• _What the task requires_
Give the listing again exactly, omitting its images.

Stored entries
# # # # # # #
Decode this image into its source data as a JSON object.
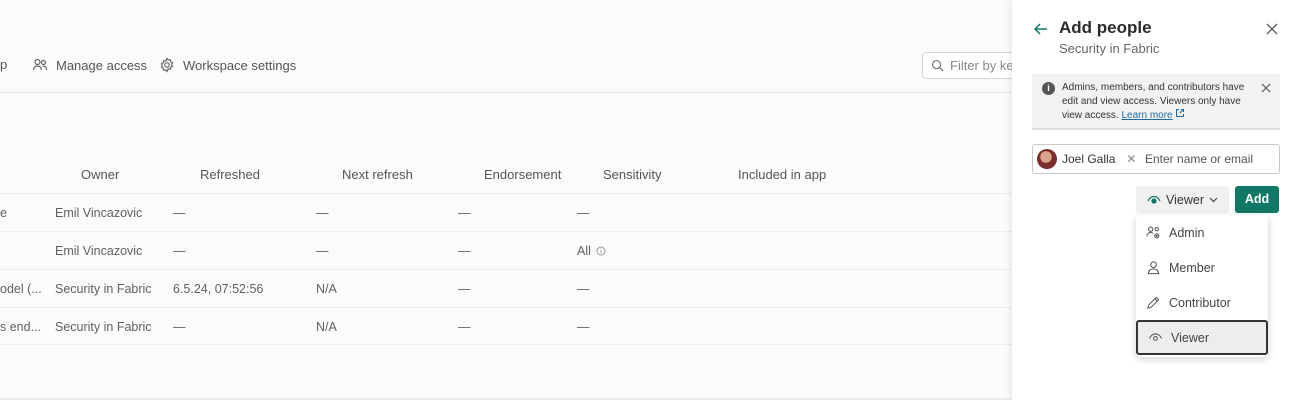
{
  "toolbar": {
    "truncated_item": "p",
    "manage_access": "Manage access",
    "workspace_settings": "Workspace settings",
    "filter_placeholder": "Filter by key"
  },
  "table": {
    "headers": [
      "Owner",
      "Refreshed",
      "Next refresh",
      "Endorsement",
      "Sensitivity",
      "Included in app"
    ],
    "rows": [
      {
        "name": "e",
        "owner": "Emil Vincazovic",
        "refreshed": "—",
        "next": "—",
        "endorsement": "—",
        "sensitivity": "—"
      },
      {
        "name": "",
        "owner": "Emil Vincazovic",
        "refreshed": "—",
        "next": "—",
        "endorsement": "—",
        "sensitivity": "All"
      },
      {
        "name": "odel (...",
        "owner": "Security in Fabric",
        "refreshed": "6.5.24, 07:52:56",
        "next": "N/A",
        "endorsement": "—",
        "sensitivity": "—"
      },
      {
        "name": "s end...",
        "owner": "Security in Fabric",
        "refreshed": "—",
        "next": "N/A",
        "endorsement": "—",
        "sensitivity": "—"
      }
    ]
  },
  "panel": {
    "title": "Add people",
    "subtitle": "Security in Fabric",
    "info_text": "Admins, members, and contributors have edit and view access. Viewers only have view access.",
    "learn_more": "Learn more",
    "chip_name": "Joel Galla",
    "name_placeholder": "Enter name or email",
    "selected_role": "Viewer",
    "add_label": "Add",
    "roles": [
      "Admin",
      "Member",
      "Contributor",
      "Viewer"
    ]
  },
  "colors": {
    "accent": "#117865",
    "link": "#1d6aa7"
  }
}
# # # # # # #
• _Answer to the problem_
Decode this image into its source data as a JSON object.
{
  "toolbar": {
    "truncated_item": "p",
    "manage_access": "Manage access",
    "workspace_settings": "Workspace settings",
    "filter_placeholder": "Filter by key"
  },
  "table": {
    "headers": [
      "Owner",
      "Refreshed",
      "Next refresh",
      "Endorsement",
      "Sensitivity",
      "Included in app"
    ],
    "rows": [
      {
        "name": "e",
        "owner": "Emil Vincazovic",
        "refreshed": "—",
        "next": "—",
        "endorsement": "—",
        "sensitivity": "—"
      },
      {
        "name": "",
        "owner": "Emil Vincazovic",
        "refreshed": "—",
        "next": "—",
        "endorsement": "—",
        "sensitivity": "All"
      },
      {
        "name": "odel (...",
        "owner": "Security in Fabric",
        "refreshed": "6.5.24, 07:52:56",
        "next": "N/A",
        "endorsement": "—",
        "sensitivity": "—"
      },
      {
        "name": "s end...",
        "owner": "Security in Fabric",
        "refreshed": "—",
        "next": "N/A",
        "endorsement": "—",
        "sensitivity": "—"
      }
    ]
  },
  "panel": {
    "title": "Add people",
    "subtitle": "Security in Fabric",
    "info_text": "Admins, members, and contributors have edit and view access. Viewers only have view access.",
    "learn_more": "Learn more",
    "chip_name": "Joel Galla",
    "name_placeholder": "Enter name or email",
    "selected_role": "Viewer",
    "add_label": "Add",
    "roles": [
      "Admin",
      "Member",
      "Contributor",
      "Viewer"
    ]
  },
  "colors": {
    "accent": "#117865",
    "link": "#1d6aa7"
  }
}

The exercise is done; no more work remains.